• _WHAT IS EXPECTED_
Find each line with "this" and copy it.

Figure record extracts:
'''
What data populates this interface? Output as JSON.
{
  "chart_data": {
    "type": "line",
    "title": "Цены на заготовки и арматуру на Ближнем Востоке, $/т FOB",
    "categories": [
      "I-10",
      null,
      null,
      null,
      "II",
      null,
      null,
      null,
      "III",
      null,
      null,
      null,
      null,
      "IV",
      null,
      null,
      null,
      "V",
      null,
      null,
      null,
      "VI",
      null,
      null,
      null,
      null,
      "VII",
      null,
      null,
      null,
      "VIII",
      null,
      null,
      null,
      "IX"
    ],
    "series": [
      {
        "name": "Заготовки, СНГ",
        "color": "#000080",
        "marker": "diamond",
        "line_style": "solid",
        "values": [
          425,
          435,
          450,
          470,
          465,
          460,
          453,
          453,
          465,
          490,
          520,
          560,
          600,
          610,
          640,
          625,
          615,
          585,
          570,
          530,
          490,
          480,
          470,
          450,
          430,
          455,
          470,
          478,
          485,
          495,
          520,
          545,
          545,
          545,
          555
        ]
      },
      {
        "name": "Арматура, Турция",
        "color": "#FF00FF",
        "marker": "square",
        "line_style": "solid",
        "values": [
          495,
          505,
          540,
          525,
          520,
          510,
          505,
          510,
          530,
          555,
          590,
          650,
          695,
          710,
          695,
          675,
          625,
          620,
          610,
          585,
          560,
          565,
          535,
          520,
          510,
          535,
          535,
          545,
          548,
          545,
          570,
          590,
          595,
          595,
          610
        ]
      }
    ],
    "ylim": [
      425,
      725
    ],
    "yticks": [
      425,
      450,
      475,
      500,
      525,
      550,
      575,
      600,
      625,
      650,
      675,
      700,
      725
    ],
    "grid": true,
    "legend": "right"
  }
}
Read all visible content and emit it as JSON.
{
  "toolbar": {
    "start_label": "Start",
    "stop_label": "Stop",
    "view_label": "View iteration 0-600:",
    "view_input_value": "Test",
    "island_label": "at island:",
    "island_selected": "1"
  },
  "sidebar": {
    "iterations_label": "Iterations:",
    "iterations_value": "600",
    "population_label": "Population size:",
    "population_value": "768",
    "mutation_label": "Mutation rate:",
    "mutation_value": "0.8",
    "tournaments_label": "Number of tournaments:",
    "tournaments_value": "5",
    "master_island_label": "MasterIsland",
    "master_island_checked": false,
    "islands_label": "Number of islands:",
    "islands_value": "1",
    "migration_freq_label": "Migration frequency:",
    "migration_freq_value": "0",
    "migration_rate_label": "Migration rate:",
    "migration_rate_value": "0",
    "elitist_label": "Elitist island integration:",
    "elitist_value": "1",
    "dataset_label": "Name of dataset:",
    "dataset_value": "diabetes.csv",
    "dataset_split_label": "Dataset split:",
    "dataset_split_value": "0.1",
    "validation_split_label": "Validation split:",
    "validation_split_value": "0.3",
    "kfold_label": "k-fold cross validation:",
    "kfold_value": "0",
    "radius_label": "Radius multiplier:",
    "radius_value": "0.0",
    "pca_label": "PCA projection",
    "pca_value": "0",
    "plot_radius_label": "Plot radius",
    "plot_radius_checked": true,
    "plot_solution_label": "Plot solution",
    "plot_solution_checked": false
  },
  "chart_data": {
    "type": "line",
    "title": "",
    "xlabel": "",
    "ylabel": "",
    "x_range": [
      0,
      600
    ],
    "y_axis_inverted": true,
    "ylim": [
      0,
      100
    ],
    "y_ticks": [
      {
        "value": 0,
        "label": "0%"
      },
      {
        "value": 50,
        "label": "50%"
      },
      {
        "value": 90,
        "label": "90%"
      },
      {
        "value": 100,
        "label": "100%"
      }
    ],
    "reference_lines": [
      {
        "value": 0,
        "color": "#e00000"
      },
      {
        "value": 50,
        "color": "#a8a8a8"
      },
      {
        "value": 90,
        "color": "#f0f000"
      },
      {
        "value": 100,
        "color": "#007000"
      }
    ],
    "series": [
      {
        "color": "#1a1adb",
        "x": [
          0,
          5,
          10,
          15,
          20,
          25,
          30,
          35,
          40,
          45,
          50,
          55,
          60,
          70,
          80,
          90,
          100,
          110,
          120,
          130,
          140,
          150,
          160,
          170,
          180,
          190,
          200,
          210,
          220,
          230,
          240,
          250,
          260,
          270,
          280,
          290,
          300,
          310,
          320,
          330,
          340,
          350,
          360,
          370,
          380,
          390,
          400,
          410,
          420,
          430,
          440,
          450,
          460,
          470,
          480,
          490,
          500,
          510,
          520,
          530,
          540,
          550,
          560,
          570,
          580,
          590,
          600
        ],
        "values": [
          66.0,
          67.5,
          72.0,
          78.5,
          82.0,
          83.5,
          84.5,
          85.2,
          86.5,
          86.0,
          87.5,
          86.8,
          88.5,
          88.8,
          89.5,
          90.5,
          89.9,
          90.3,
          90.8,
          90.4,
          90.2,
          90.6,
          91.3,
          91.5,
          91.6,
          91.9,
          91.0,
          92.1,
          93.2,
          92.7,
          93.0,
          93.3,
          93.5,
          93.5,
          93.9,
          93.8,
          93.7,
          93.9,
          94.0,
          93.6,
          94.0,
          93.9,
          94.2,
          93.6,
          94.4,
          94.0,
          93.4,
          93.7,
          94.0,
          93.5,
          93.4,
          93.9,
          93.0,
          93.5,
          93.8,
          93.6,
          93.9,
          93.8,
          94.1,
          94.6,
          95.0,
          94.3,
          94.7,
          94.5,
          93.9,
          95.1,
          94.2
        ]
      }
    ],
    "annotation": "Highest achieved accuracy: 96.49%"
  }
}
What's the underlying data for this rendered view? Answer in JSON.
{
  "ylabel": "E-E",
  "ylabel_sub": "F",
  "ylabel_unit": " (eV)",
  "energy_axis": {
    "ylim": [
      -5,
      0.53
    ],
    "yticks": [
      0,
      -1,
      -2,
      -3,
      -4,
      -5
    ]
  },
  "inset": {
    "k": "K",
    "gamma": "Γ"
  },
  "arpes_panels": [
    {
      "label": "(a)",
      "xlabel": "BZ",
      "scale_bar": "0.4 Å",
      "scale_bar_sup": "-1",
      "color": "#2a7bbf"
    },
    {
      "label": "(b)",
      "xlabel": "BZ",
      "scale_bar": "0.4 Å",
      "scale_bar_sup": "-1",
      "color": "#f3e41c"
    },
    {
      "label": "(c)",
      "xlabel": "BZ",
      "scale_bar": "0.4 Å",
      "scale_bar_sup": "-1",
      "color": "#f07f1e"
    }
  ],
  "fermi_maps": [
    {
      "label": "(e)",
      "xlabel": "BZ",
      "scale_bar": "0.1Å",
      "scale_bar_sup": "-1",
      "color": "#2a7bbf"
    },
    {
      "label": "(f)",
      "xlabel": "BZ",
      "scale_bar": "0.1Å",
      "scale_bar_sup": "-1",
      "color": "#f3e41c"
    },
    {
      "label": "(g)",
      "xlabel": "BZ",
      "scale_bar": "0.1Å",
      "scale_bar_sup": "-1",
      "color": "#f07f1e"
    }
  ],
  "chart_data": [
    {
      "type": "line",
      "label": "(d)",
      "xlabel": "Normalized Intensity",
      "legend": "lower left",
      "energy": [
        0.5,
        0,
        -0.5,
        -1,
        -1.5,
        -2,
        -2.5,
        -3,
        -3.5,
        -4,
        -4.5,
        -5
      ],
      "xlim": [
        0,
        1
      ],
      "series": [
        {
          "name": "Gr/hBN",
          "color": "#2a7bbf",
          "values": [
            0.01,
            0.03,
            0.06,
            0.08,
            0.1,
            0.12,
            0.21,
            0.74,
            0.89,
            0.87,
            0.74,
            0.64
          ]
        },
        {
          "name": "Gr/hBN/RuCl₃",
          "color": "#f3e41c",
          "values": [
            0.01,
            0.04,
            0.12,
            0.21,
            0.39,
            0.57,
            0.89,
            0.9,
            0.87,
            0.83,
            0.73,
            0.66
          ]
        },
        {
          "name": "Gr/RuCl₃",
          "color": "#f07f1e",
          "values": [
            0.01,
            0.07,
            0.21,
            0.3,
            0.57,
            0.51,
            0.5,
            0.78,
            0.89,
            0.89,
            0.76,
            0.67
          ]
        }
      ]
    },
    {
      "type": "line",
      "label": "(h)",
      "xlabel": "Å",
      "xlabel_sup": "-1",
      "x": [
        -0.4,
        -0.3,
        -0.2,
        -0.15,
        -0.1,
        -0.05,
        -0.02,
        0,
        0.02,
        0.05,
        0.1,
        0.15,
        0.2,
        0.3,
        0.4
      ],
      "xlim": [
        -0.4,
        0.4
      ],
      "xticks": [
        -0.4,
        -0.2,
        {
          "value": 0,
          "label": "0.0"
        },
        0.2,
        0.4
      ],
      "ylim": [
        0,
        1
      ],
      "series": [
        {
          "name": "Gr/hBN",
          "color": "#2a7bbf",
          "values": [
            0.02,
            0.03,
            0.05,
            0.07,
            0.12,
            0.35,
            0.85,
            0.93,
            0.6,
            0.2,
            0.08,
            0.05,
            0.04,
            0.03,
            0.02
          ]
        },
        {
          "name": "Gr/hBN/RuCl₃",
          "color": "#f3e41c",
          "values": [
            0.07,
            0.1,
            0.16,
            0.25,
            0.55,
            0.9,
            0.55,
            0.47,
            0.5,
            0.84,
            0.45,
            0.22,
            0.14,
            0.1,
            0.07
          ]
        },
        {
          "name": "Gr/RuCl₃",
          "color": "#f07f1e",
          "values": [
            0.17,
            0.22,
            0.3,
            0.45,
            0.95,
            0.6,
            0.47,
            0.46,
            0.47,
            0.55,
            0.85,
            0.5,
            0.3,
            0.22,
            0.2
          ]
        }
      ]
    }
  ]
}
'''
• _THE RESPONSE_
What data populates this interface? Output as JSON.
What's the underlying data for this rendered view? Answer in JSON.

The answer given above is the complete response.